--- Exercise data ---
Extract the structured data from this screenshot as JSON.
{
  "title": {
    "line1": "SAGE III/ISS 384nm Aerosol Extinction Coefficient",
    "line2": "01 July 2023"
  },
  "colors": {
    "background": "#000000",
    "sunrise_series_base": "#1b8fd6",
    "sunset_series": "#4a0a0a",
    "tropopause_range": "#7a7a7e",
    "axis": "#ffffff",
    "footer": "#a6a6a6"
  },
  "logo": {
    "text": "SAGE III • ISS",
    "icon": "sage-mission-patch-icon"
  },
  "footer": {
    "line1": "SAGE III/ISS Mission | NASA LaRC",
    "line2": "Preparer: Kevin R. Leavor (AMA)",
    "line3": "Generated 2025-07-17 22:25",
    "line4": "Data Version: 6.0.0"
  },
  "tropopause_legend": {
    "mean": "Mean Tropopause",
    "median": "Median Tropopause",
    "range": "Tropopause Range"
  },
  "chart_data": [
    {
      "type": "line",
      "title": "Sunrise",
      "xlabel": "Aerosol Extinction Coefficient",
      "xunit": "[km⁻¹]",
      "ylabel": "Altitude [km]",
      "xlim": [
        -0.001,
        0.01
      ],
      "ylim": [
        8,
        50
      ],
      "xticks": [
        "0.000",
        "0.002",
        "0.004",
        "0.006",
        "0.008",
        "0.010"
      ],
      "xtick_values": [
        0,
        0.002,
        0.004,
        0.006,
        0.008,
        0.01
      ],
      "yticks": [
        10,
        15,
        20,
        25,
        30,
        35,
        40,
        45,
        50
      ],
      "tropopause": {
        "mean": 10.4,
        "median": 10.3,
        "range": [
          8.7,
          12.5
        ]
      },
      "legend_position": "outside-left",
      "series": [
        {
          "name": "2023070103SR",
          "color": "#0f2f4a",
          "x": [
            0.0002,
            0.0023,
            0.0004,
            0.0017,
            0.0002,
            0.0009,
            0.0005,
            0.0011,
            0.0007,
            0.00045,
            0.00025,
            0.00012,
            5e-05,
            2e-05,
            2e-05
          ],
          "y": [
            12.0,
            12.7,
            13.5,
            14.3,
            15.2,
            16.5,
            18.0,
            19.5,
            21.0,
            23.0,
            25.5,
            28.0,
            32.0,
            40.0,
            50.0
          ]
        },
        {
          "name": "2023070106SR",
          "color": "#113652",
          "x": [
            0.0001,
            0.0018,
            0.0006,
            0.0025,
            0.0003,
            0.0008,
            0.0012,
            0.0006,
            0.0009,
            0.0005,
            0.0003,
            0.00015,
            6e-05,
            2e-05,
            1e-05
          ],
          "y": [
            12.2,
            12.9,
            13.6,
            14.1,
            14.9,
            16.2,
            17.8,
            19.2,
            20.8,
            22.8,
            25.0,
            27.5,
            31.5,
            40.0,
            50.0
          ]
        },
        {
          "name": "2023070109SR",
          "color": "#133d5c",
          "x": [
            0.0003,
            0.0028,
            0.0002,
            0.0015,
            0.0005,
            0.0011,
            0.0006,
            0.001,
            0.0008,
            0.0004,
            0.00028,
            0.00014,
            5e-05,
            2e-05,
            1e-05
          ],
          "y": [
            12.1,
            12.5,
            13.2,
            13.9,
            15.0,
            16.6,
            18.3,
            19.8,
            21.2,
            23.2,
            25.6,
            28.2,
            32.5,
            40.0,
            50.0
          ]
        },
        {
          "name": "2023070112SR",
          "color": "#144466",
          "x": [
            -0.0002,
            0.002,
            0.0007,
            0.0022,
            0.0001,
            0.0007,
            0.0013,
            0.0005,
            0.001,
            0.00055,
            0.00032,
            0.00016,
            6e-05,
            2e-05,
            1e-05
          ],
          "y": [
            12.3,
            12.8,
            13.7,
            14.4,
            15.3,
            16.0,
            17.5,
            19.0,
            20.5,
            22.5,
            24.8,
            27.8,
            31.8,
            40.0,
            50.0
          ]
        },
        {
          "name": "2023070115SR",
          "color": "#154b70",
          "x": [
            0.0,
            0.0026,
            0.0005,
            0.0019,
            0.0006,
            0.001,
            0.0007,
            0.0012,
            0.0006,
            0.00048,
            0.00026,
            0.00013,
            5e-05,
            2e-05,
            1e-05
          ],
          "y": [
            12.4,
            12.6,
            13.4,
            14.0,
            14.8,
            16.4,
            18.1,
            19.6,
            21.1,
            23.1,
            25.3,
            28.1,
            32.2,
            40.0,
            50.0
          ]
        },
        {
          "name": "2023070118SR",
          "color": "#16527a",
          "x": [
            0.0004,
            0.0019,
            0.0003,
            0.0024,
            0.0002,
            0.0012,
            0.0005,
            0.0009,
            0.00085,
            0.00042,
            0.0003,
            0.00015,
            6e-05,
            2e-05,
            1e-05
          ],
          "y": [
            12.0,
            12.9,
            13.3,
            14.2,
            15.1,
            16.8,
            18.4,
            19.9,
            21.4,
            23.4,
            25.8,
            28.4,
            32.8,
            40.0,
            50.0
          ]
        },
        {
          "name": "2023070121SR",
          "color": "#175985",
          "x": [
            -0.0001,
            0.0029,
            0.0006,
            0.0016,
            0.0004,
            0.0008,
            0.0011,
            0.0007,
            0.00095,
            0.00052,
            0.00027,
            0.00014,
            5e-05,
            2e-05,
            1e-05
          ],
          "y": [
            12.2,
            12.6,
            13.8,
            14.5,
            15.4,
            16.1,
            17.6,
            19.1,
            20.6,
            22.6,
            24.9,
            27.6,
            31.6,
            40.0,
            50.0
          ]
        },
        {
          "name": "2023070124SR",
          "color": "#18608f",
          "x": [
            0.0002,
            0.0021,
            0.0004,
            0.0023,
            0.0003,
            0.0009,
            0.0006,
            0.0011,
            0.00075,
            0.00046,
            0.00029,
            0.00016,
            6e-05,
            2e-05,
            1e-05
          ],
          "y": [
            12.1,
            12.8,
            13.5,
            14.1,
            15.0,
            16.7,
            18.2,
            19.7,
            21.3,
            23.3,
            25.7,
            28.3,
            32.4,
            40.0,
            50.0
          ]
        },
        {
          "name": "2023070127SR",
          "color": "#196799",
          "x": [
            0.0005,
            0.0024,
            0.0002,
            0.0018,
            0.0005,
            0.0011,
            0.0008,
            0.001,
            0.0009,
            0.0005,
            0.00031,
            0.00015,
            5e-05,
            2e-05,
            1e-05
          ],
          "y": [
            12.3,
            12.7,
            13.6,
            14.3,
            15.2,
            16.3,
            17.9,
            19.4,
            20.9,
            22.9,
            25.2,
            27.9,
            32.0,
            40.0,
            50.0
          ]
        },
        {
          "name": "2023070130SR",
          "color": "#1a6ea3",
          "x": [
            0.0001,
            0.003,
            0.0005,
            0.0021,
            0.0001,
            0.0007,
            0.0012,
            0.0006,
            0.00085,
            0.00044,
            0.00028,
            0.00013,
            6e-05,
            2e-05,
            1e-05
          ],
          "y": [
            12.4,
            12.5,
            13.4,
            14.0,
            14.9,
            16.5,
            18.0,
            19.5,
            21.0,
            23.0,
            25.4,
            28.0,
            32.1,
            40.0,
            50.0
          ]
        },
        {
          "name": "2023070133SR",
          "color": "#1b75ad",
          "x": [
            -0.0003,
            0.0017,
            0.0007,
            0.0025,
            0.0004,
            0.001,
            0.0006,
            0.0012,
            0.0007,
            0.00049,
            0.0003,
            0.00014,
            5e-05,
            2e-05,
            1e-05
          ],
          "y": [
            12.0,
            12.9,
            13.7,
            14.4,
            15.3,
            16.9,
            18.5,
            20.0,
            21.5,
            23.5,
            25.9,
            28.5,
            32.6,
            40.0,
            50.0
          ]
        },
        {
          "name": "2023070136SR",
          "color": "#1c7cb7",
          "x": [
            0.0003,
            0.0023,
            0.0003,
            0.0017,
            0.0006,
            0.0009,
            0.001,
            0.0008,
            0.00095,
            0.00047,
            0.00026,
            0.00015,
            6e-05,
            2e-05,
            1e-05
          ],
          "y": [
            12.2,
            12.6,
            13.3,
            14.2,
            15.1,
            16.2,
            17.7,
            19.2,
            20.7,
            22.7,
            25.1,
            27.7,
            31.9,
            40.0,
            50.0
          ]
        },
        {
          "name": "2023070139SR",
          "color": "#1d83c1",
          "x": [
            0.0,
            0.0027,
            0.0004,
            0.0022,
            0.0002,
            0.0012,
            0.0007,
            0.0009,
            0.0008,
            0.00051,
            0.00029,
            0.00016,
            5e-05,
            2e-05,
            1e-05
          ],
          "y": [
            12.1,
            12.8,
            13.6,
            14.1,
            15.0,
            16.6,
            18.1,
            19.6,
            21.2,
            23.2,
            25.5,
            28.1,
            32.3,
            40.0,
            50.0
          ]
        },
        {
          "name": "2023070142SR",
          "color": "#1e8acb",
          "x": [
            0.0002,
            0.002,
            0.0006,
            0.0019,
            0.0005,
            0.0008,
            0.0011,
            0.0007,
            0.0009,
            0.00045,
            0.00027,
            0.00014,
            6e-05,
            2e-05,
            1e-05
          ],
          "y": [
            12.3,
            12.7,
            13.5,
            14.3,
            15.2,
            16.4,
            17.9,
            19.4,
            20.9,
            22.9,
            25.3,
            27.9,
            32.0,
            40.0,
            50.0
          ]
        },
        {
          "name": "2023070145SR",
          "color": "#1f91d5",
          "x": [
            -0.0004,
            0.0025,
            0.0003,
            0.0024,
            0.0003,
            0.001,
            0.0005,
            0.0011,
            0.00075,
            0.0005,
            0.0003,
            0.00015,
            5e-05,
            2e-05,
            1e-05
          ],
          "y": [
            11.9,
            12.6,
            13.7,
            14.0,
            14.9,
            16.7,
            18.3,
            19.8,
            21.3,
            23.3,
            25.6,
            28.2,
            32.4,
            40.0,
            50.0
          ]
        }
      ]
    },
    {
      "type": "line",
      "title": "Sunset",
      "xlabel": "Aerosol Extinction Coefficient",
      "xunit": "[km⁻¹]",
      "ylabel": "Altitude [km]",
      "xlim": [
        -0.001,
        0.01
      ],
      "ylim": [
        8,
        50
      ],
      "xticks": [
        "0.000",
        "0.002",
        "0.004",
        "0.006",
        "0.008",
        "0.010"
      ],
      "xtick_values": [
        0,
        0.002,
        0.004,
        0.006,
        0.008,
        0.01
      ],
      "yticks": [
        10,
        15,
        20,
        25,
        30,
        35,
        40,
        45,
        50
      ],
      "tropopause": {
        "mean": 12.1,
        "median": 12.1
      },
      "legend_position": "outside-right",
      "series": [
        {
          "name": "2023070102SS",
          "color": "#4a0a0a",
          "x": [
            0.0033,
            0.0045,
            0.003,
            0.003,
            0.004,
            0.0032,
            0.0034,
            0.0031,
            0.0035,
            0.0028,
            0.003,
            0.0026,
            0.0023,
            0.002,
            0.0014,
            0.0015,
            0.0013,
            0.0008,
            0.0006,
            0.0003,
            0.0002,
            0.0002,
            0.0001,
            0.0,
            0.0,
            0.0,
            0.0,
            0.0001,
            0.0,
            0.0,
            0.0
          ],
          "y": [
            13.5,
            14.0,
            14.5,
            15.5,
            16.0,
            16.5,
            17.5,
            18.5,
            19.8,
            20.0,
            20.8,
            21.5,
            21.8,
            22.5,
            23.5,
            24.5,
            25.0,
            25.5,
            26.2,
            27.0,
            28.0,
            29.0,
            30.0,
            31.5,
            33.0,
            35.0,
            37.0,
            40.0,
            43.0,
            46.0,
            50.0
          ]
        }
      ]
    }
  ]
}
---
* **What needs to be done**: Report all lines of the data that include the word "mean".

* **Completed task**:
    "mean": "Mean Tropopause",
        "mean": 10.4,
        "mean": 12.1,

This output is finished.